-- start of Extracted data --
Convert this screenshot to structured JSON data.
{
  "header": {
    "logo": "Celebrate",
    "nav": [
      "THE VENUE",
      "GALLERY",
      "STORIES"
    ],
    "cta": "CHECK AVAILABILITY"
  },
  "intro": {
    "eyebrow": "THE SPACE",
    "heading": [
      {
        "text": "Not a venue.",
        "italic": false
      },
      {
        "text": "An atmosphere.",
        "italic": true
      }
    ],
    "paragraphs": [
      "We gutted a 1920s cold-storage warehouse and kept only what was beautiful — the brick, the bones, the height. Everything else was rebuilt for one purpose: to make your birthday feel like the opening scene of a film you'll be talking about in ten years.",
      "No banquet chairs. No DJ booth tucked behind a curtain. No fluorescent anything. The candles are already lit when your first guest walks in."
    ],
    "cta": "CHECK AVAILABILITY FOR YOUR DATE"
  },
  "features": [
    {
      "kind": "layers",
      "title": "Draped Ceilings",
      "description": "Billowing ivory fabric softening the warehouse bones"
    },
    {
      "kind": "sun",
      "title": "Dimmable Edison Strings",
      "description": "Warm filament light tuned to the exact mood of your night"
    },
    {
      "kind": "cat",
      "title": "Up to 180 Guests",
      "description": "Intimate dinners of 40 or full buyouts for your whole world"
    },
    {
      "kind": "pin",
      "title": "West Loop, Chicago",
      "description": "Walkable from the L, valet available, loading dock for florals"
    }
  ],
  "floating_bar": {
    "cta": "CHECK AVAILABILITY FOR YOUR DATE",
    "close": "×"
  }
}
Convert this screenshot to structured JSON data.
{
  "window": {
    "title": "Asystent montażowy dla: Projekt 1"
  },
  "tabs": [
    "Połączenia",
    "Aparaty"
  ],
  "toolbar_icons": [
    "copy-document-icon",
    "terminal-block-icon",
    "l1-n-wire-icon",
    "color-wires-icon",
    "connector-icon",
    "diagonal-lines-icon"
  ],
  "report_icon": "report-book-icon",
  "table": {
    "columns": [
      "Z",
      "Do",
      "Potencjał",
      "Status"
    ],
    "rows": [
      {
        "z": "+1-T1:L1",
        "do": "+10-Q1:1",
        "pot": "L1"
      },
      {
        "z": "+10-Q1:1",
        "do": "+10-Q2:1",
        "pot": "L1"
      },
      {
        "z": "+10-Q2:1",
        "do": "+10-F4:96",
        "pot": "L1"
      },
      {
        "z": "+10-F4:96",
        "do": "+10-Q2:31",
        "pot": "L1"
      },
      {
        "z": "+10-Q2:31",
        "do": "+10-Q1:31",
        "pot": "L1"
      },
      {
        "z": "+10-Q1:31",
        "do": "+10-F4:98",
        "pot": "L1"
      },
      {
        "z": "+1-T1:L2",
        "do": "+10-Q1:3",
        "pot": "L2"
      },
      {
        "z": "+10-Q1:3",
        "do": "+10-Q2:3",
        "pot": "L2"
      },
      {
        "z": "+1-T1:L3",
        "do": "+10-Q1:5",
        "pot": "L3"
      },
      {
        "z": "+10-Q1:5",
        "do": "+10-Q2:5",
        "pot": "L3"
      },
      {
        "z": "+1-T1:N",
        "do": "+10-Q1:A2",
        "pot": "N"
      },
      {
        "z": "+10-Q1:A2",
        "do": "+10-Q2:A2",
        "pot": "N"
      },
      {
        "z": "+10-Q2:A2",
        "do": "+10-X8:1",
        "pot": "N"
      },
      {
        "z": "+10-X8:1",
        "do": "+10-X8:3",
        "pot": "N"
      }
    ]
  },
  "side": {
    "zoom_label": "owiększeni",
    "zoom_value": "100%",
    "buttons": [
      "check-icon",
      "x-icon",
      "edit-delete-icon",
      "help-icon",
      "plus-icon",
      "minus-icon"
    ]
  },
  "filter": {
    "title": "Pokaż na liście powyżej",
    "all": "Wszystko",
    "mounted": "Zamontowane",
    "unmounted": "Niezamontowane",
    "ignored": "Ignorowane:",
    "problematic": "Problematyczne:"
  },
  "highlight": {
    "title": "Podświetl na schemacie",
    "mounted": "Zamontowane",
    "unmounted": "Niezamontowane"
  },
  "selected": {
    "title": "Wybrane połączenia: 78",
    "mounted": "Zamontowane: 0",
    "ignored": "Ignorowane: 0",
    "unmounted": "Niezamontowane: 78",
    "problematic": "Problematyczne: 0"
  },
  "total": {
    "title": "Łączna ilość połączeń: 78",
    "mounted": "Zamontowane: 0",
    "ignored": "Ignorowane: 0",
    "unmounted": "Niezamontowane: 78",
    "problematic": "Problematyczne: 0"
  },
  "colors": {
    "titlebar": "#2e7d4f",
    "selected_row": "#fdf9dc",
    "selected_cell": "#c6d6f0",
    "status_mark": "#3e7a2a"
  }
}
-- end of Extracted data --
■ What is expected: Give only the number of lines in the preceding material that contain the string "Niezamontowane".

■ Output below: 4